> _What to do_
Reproduce the material from its beginning through the line containing "The one-way low", including that line, leaving out the picture.

> _Excerpt from a data file_
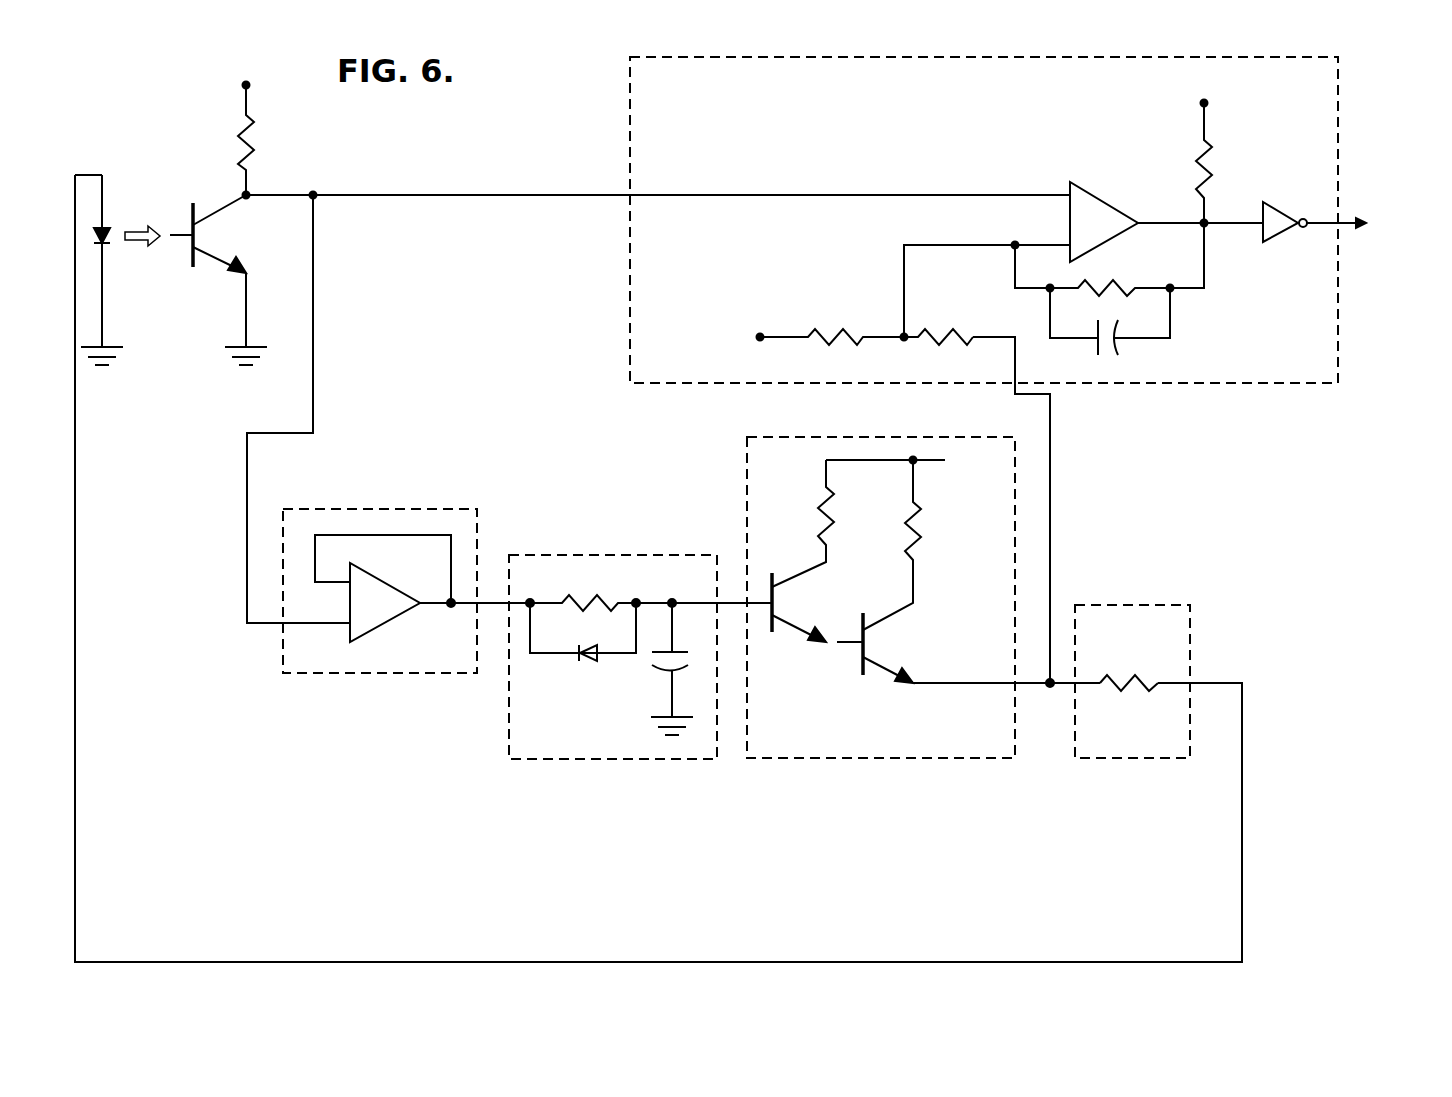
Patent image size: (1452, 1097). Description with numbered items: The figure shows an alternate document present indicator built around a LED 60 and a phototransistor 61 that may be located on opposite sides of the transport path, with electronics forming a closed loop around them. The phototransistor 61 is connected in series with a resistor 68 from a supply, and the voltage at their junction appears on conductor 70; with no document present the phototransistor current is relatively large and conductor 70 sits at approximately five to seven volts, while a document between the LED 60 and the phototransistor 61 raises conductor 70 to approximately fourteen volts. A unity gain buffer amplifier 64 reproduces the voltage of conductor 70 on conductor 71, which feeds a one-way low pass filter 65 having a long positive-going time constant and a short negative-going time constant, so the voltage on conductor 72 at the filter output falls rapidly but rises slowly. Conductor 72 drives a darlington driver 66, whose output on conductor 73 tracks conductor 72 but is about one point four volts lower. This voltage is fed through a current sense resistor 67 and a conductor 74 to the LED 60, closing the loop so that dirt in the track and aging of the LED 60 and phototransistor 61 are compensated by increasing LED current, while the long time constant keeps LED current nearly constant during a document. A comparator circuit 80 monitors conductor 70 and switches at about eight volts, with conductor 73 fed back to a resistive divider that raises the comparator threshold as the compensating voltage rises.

The LED 60 is at (105, 226).
The phototransistor 61 is at (190, 215).
The unity gain buffer amplifier 64 is at (328, 510).
The one-way low pass filter 65 is at (600, 555).
The darlington driver 66 is at (893, 597).
The current sense resistor 67 is at (1108, 603).
The resistor 68 is at (252, 168).
The conductor 70 is at (316, 291).
The conductor 71 is at (495, 600).
The conductor 72 is at (730, 605).
The conductor 73 is at (1052, 506).
The conductor 74 is at (75, 177).
The comparator circuit 80 is at (628, 137).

> _Response_
Patent image size: (1452, 1097). Description with numbered items: The figure shows an alternate document present indicator built around a LED 60 and a phototransistor 61 that may be located on opposite sides of the transport path, with electronics forming a closed loop around them. The phototransistor 61 is connected in series with a resistor 68 from a supply, and the voltage at their junction appears on conductor 70; with no document present the phototransistor current is relatively large and conductor 70 sits at approximately five to seven volts, while a document between the LED 60 and the phototransistor 61 raises conductor 70 to approximately fourteen volts. A unity gain buffer amplifier 64 reproduces the voltage of conductor 70 on conductor 71, which feeds a one-way low pass filter 65 having a long positive-going time constant and a short negative-going time constant, so the voltage on conductor 72 at the filter output falls rapidly but rises slowly. Conductor 72 drives a darlington driver 66, whose output on conductor 73 tracks conductor 72 but is about one point four volts lower. This voltage is fed through a current sense resistor 67 and a conductor 74 to the LED 60, closing the loop so that dirt in the track and aging of the LED 60 and phototransistor 61 are compensated by increasing LED current, while the long time constant keeps LED current nearly constant during a document. A comparator circuit 80 monitors conductor 70 and switches at about eight volts, with conductor 73 fed back to a resistive divider that raises the comparator threshold as the compensating voltage rises.

The LED 60 is at (105, 226).
The phototransistor 61 is at (190, 215).
The unity gain buffer amplifier 64 is at (328, 510).
The one-way low pass filter 65 is at (600, 555).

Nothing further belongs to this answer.